**Exercise**
Identify and copy all lines of the material where the string "year" is found.

**Given records**

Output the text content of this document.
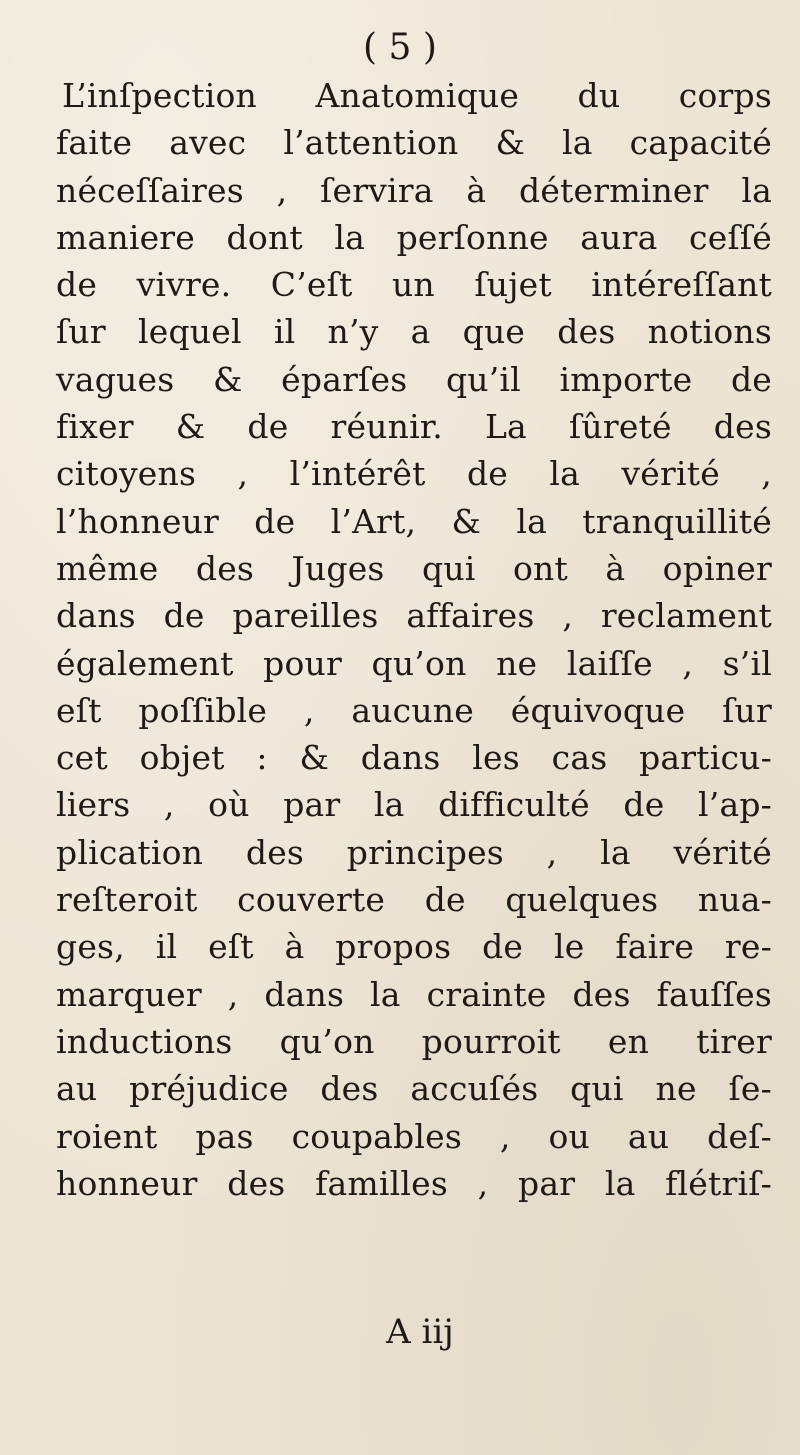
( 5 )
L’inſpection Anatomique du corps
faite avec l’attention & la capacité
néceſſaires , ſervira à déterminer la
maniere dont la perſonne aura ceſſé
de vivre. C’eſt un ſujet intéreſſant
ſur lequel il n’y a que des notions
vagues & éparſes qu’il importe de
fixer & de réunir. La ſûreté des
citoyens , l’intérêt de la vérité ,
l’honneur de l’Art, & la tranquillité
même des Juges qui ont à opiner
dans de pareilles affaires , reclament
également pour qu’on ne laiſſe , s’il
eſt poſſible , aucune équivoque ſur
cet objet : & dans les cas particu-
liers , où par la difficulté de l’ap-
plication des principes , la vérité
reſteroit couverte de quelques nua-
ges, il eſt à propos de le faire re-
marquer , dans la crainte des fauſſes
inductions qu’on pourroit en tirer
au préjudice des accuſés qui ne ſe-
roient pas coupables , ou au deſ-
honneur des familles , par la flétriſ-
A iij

* * *

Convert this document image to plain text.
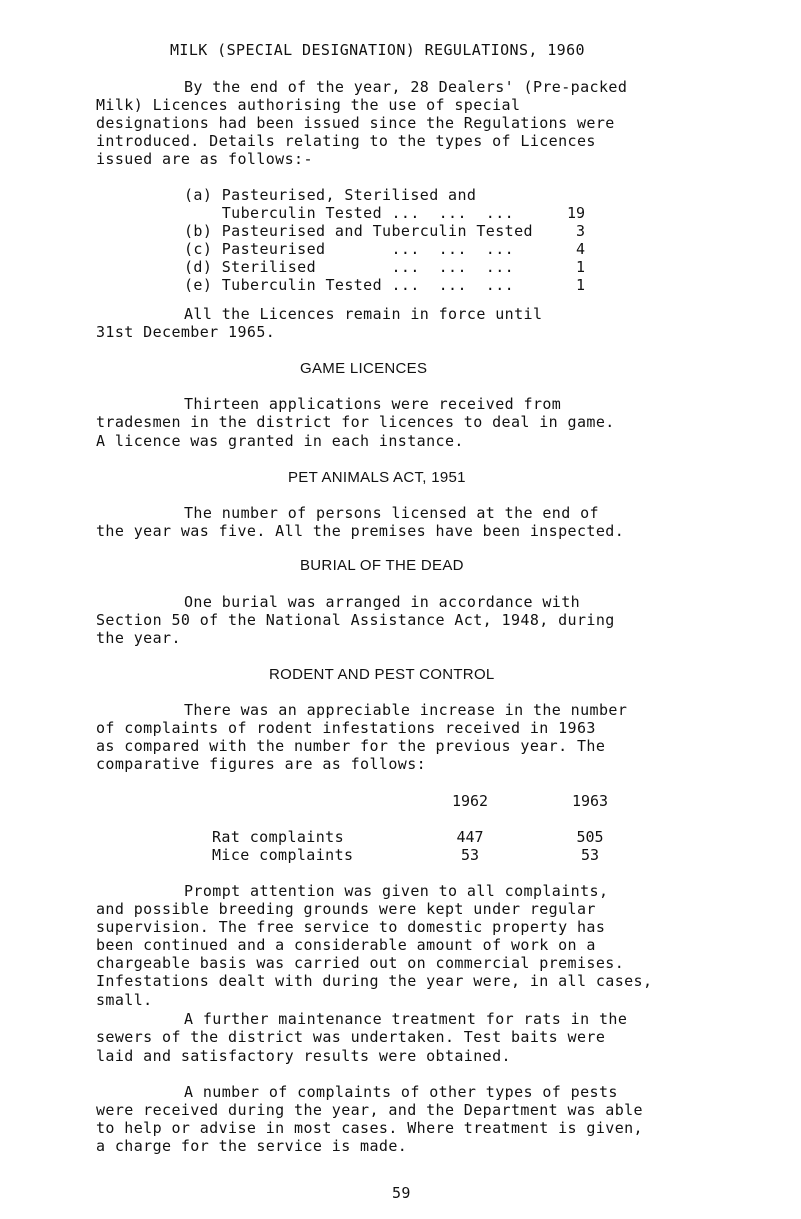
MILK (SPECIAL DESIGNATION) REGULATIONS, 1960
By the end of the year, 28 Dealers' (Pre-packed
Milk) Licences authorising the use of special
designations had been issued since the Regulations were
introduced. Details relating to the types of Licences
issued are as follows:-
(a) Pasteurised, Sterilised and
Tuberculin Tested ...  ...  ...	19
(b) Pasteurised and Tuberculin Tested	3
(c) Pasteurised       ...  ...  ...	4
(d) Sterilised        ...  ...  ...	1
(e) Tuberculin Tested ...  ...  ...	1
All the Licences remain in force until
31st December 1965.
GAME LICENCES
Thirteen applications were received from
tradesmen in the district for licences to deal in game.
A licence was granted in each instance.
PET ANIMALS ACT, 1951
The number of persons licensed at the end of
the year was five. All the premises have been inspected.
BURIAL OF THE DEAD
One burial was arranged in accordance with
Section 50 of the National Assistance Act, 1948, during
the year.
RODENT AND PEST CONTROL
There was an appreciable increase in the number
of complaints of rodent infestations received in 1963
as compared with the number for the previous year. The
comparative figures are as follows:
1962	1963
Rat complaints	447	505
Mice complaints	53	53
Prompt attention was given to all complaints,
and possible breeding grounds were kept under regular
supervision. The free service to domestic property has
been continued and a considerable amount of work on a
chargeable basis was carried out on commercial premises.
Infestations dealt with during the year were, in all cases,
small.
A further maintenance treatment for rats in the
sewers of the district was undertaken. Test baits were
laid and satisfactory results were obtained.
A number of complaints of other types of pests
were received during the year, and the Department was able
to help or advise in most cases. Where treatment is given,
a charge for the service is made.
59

**Result below**
By the end of the year, 28 Dealers' (Pre-packed
the year was five. All the premises have been inspected.
the year.
as compared with the number for the previous year. The
Infestations dealt with during the year were, in all cases,
were received during the year, and the Department was able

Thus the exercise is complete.